■ Tasks to perform
[1] Echo the stretch of the summer reading post from "Reading to earn a prize" through "Nobles–to read books.", word for word.
[2] In the summer reading post, what three things does D mix to make his "coffee"?
[3] According to the summer reading post, how long did the Wife tell D to read?

■ Source passage

= = = = = = =

Written By: Scot Butwell - Jul• 05•16

img_4101

D signed up for the summer reading program at the local library. It will be his first time reading and monitoring the number of minutes he reads to earn prizes.

This feels so contrary to the joy of reading itself—reading to earn a prize. Isn’t the real joy of reading being engrossed in a story and the world of its characters?

Reading to earn a prize may appeal to some kids’ sensibility. But I know D won’t read just to earn a prize, unless we’re talking a candy bar or ice-cream.

I think the prize is…a book. Ha, ha.

D likes to read, but knows he can check out a book at the library or, as we frequently like to do, go to our favorite hangout–Barnes and Nobles–to read books.

reading

(He likes making “coffee” with a mix of mocha, vanilla, and cinnamon, and to try to persuade me to buy him a Mini Munny, but that’s getting off my point.)

Anyways, I don’t think you can say to any kid, “Read for 20 minutes and I am going to ask you what you read.” This is what the Wife said to D the other day.

Maybe, this will work on kids with certain personalities, but not with D. He is too independent. Also, I’ve always felt reading is so much about interest and mood.

You have to want to read—not be told to read.

Nevertheless, per the Wife’s request, I tried the “read for 20 minutes” with D. He spent the next five minutes telling me “don’t touch my books” and trying to scratch my arm.

= = = = = = =

■ Available data

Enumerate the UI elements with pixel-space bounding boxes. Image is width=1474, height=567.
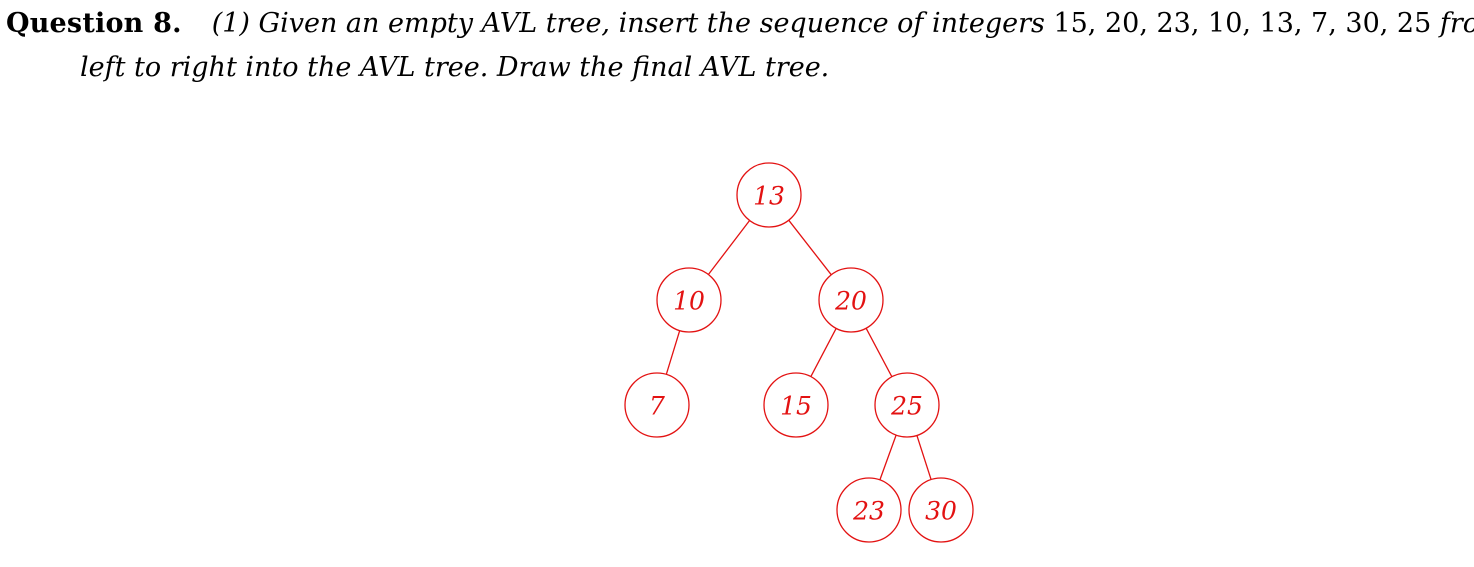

= = = = = = =

■ Responses to the exercise
[1]
Reading to earn a prize may appeal to some kids’ sensibility. But I know D won’t read just to earn a prize, unless we’re talking a candy bar or ice-cream.

I think the prize is…a book. Ha, ha.

D likes to read, but knows he can check out a book at the library or, as we frequently like to do, go to our favorite hangout–Barnes and Nobles–to read books.

[2] Mocha, vanilla, and cinnamon

[3] 20 minutes